** START Provided data **

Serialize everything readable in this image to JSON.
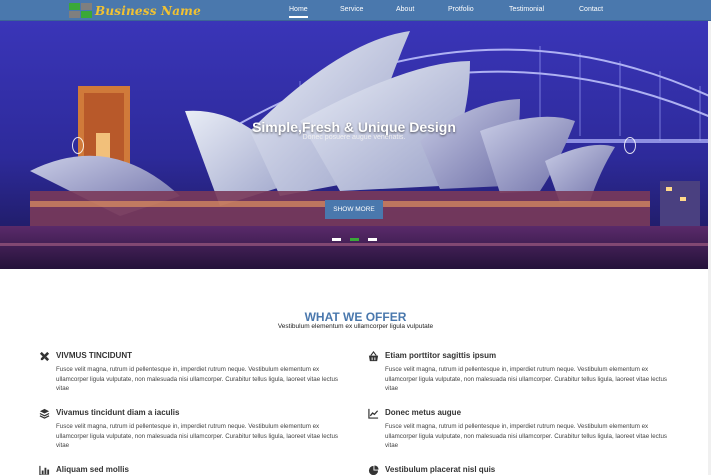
{
  "brand": {
    "name": "Business Name",
    "accent_color": "#4a78ad",
    "logo_colors": [
      "#3aa838",
      "#7f7f7f"
    ]
  },
  "nav": {
    "items": [
      {
        "label": "Home",
        "active": true
      },
      {
        "label": "Service",
        "active": false
      },
      {
        "label": "About",
        "active": false
      },
      {
        "label": "Protfolio",
        "active": false
      },
      {
        "label": "Testimonial",
        "active": false
      },
      {
        "label": "Contact",
        "active": false
      }
    ]
  },
  "hero": {
    "title": "Simple,Fresh & Unique Design",
    "subtitle": "Donec posuere augue venenatis.",
    "button_label": "SHOW MORE",
    "slides": 3,
    "active_slide": 2,
    "image": "sydney-opera-house-night-photo"
  },
  "offer": {
    "heading": "WHAT WE OFFER",
    "subheading": "Vestibulum elementum ex ullamcorper ligula vulputate",
    "features": [
      {
        "icon": "wrench-screwdriver-icon",
        "title": "VIVMUS TINCIDUNT",
        "desc": "Fusce velit magna, rutrum id pellentesque in, imperdiet rutrum neque. Vestibulum elementum ex ullamcorper ligula vulputate, non malesuada nisi ullamcorper. Curabitur tellus ligula, laoreet vitae lectus vitae"
      },
      {
        "icon": "basket-icon",
        "title": "Etiam porttitor sagittis ipsum",
        "desc": "Fusce velit magna, rutrum id pellentesque in, imperdiet rutrum neque. Vestibulum elementum ex ullamcorper ligula vulputate, non malesuada nisi ullamcorper. Curabitur tellus ligula, laoreet vitae lectus vitae"
      },
      {
        "icon": "layers-icon",
        "title": "Vivamus tincidunt diam a iaculis",
        "desc": "Fusce velit magna, rutrum id pellentesque in, imperdiet rutrum neque. Vestibulum elementum ex ullamcorper ligula vulputate, non malesuada nisi ullamcorper. Curabitur tellus ligula, laoreet vitae lectus vitae"
      },
      {
        "icon": "line-chart-icon",
        "title": "Donec metus augue",
        "desc": "Fusce velit magna, rutrum id pellentesque in, imperdiet rutrum neque. Vestibulum elementum ex ullamcorper ligula vulputate, non malesuada nisi ullamcorper. Curabitur tellus ligula, laoreet vitae lectus vitae"
      },
      {
        "icon": "bar-chart-icon",
        "title": "Aliquam sed mollis",
        "desc": ""
      },
      {
        "icon": "pie-chart-icon",
        "title": "Vestibulum placerat nisl quis",
        "desc": ""
      }
    ]
  }
}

** END Provided data **

Copy every entry word for word, but omit the pictures.

Exercise response —
Serialize everything readable in this image to JSON.
{
  "brand": {
    "name": "Business Name",
    "accent_color": "#4a78ad",
    "logo_colors": [
      "#3aa838",
      "#7f7f7f"
    ]
  },
  "nav": {
    "items": [
      {
        "label": "Home",
        "active": true
      },
      {
        "label": "Service",
        "active": false
      },
      {
        "label": "About",
        "active": false
      },
      {
        "label": "Protfolio",
        "active": false
      },
      {
        "label": "Testimonial",
        "active": false
      },
      {
        "label": "Contact",
        "active": false
      }
    ]
  },
  "hero": {
    "title": "Simple,Fresh & Unique Design",
    "subtitle": "Donec posuere augue venenatis.",
    "button_label": "SHOW MORE",
    "slides": 3,
    "active_slide": 2,
    "image": "sydney-opera-house-night-photo"
  },
  "offer": {
    "heading": "WHAT WE OFFER",
    "subheading": "Vestibulum elementum ex ullamcorper ligula vulputate",
    "features": [
      {
        "icon": "wrench-screwdriver-icon",
        "title": "VIVMUS TINCIDUNT",
        "desc": "Fusce velit magna, rutrum id pellentesque in, imperdiet rutrum neque. Vestibulum elementum ex ullamcorper ligula vulputate, non malesuada nisi ullamcorper. Curabitur tellus ligula, laoreet vitae lectus vitae"
      },
      {
        "icon": "basket-icon",
        "title": "Etiam porttitor sagittis ipsum",
        "desc": "Fusce velit magna, rutrum id pellentesque in, imperdiet rutrum neque. Vestibulum elementum ex ullamcorper ligula vulputate, non malesuada nisi ullamcorper. Curabitur tellus ligula, laoreet vitae lectus vitae"
      },
      {
        "icon": "layers-icon",
        "title": "Vivamus tincidunt diam a iaculis",
        "desc": "Fusce velit magna, rutrum id pellentesque in, imperdiet rutrum neque. Vestibulum elementum ex ullamcorper ligula vulputate, non malesuada nisi ullamcorper. Curabitur tellus ligula, laoreet vitae lectus vitae"
      },
      {
        "icon": "line-chart-icon",
        "title": "Donec metus augue",
        "desc": "Fusce velit magna, rutrum id pellentesque in, imperdiet rutrum neque. Vestibulum elementum ex ullamcorper ligula vulputate, non malesuada nisi ullamcorper. Curabitur tellus ligula, laoreet vitae lectus vitae"
      },
      {
        "icon": "bar-chart-icon",
        "title": "Aliquam sed mollis",
        "desc": ""
      },
      {
        "icon": "pie-chart-icon",
        "title": "Vestibulum placerat nisl quis",
        "desc": ""
      }
    ]
  }
}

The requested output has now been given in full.